Start SUPPLIED DATA

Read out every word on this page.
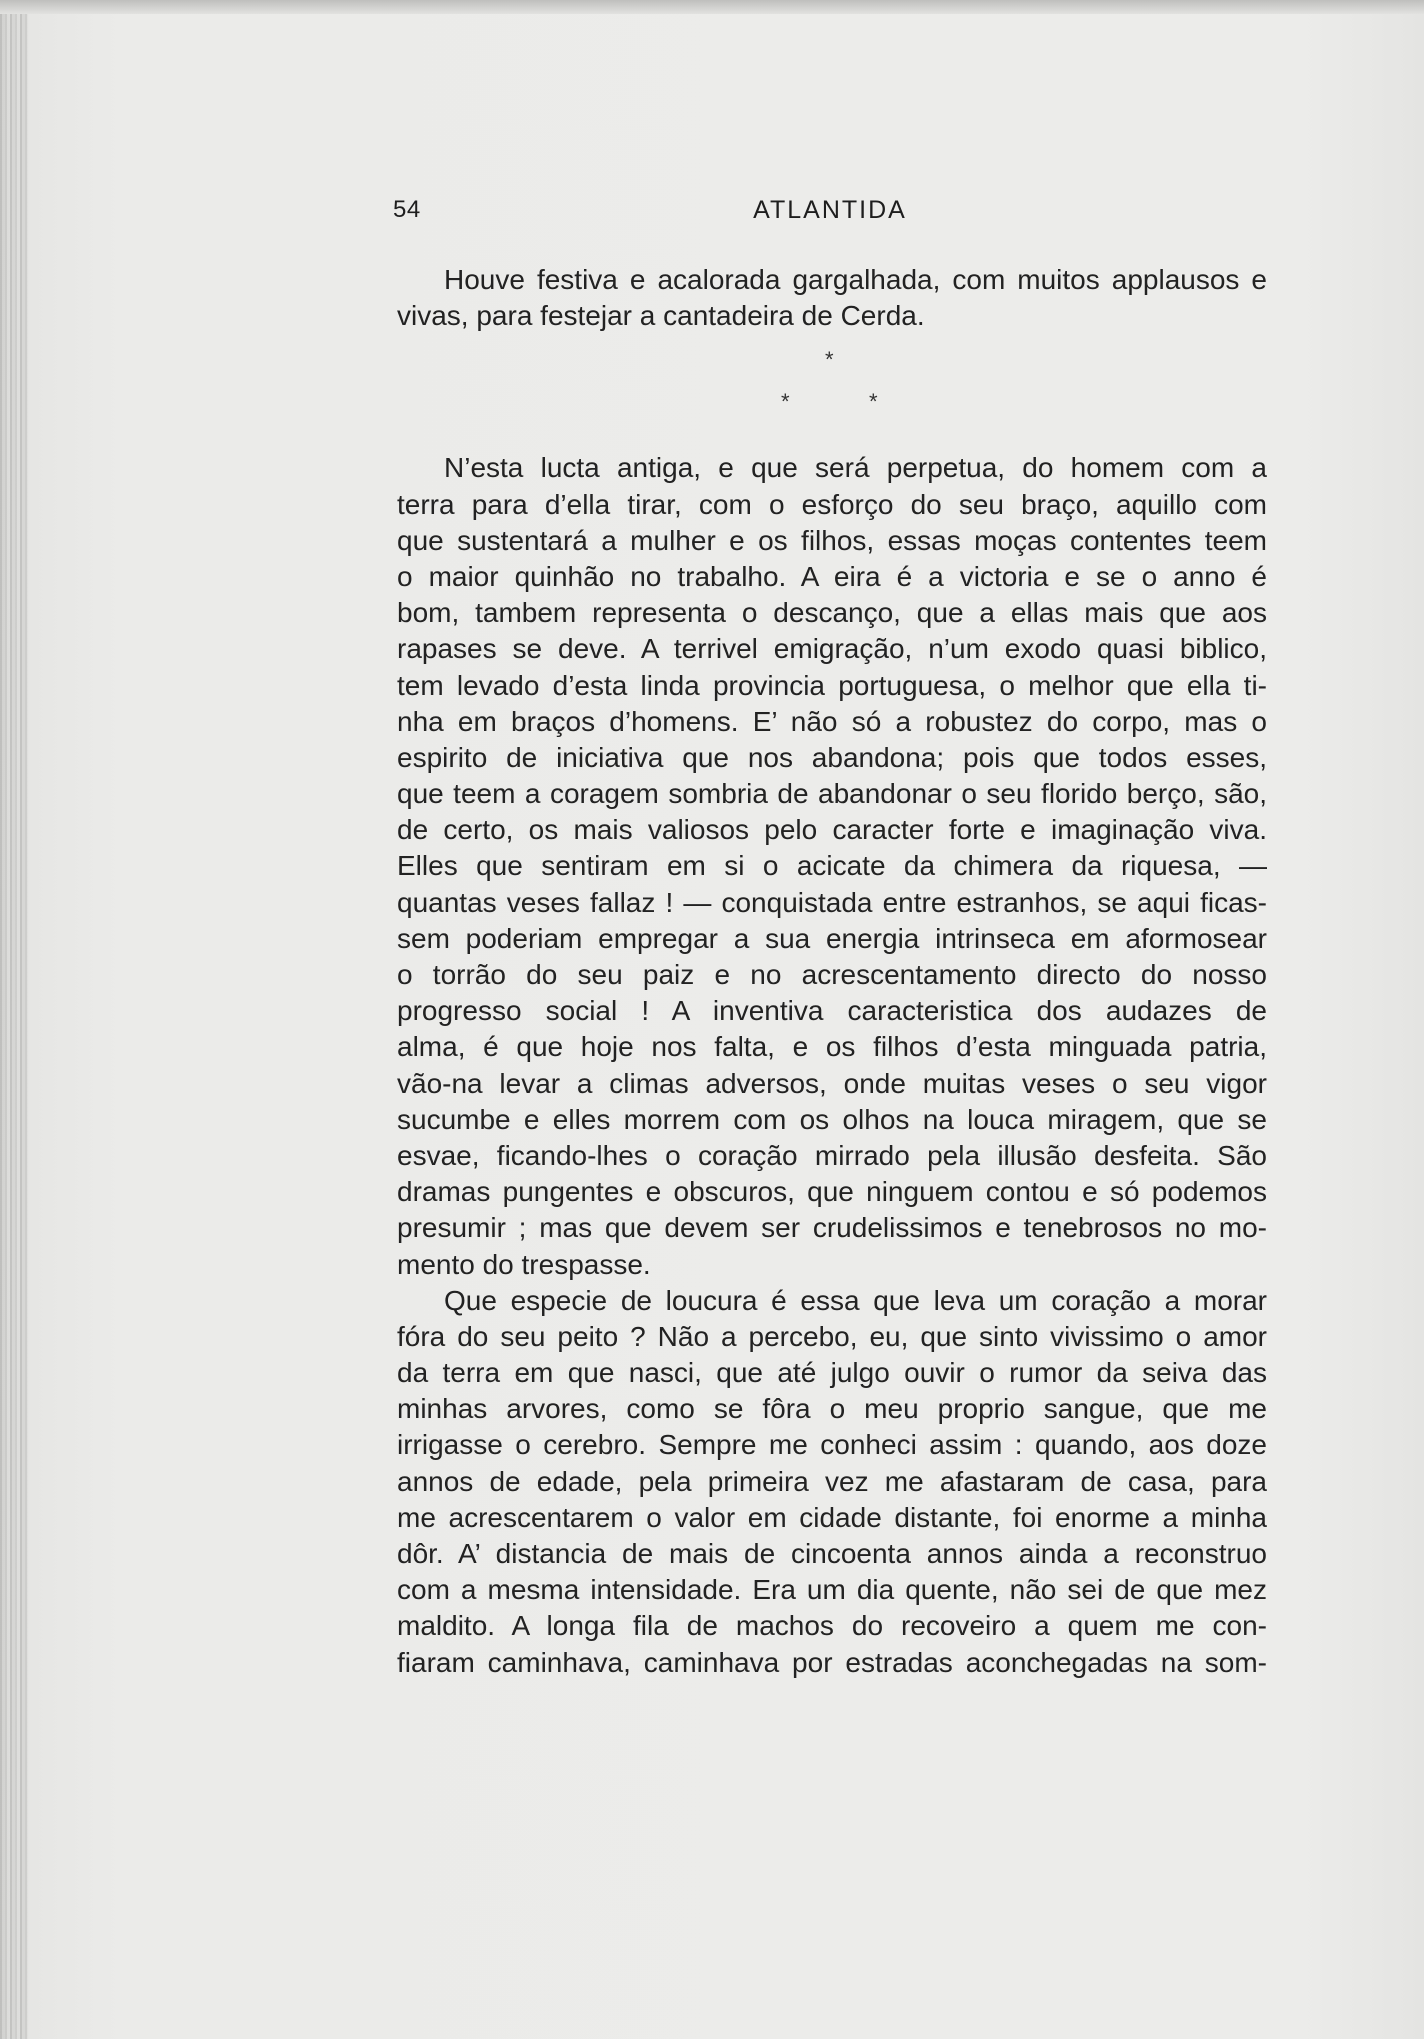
54	ATLANTIDA
Houve festiva e acalorada gargalhada, com muitos applausos e
vivas, para festejar a cantadeira de Cerda.
*
*	*
N’esta lucta antiga, e que será perpetua, do homem com a
terra para d’ella tirar, com o esforço do seu braço, aquillo com
que sustentará a mulher e os filhos, essas moças contentes teem
o maior quinhão no trabalho. A eira é a victoria e se o anno é
bom, tambem representa o descanço, que a ellas mais que aos
rapases se deve. A terrivel emigração, n’um exodo quasi biblico,
tem levado d’esta linda provincia portuguesa, o melhor que ella ti-
nha em braços d’homens. E’ não só a robustez do corpo, mas o
espirito de iniciativa que nos abandona; pois que todos esses,
que teem a coragem sombria de abandonar o seu florido berço, são,
de certo, os mais valiosos pelo caracter forte e imaginação viva.
Elles que sentiram em si o acicate da chimera da riquesa, —
quantas veses fallaz ! — conquistada entre estranhos, se aqui ficas-
sem poderiam empregar a sua energia intrinseca em aformosear
o torrão do seu paiz e no acrescentamento directo do nosso
progresso social ! A inventiva caracteristica dos audazes de
alma, é que hoje nos falta, e os filhos d’esta minguada patria,
vão-na levar a climas adversos, onde muitas veses o seu vigor
sucumbe e elles morrem com os olhos na louca miragem, que se
esvae, ficando-lhes o coração mirrado pela illusão desfeita. São
dramas pungentes e obscuros, que ninguem contou e só podemos
presumir ; mas que devem ser crudelissimos e tenebrosos no mo-
mento do trespasse.
Que especie de loucura é essa que leva um coração a morar
fóra do seu peito ? Não a percebo, eu, que sinto vivissimo o amor
da terra em que nasci, que até julgo ouvir o rumor da seiva das
minhas arvores, como se fôra o meu proprio sangue, que me
irrigasse o cerebro. Sempre me conheci assim : quando, aos doze
annos de edade, pela primeira vez me afastaram de casa, para
me acrescentarem o valor em cidade distante, foi enorme a minha
dôr. A’ distancia de mais de cincoenta annos ainda a reconstruo
com a mesma intensidade. Era um dia quente, não sei de que mez
maldito. A longa fila de machos do recoveiro a quem me con-
fiaram caminhava, caminhava por estradas aconchegadas na som-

End SUPPLIED DATA

__WORK TO DO__: Report the number of lines in the listing where the string "veses" appears, and nothing besides.

__TASK OUTPUT__: 2